**O que se pede**
Indique se cada afirmação concorda com o trecho do documento abaixo: (a) Luciano Cunha nunca leu uma HQ completa do Justiceiro; (b) o Justiceiro está entre os personagens da Marvel de que Cunha mais gosta; (c) o Doutrinador ganhou status cult ao ser publicado gratuitamente na internet. Responda sim ou não a cada uma e cite entre aspas as palavras exatas do trecho do documento que decidem.

**Trecho do documento**
--------------------------------------------------
Anti-herói brasileiro criado por Luciano Cunha se torna inesperado hit nas redes sociais
Fanático por gibis (“eu praticamente me alfabetizei com quadrinhos”, confessa), o designer gráfico carioca Luciano Cunha conta, meio envergonhado, que nunca leu uma HQ completa de Frank Castle, o Justiceiro. “Nunca foi um dos personagens que mais gosto na Marvel, a única fase que mais me atraiu foi quando Tim Bradstreet fazia as capas. Eu achava aquelas artes coisa de outro mundo, mas aí eu abria o gibi e era outro traço”, explica, sorrindo, num papo exclusivo com o JUDÃO.
Mesmo assim, é impossível não pensar no matador de camiseta de caveira ao ler uma história do Doutrinador, personagem criado por Cunha e que ganhou status cult quando começou a ser publicado gratuitamente na internet.
--------------------------------------------------
**Dados fornecidos**

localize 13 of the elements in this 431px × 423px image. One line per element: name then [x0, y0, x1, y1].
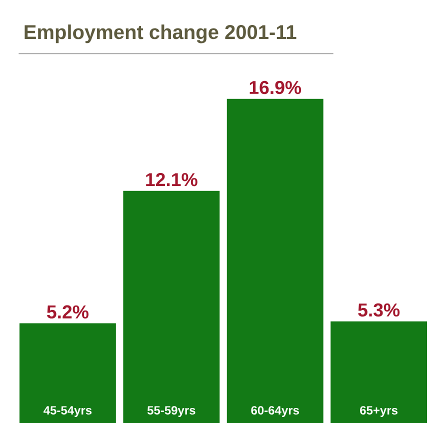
--------------------------------------------------
**Resultado**
(a) Sim: "nunca leu uma HQ completa de Frank Castle, o Justiceiro".
(b) Não: "Nunca foi um dos personagens que mais gosto na Marvel".
(c) Sim: "ganhou status cult quando começou a ser publicado gratuitamente na internet".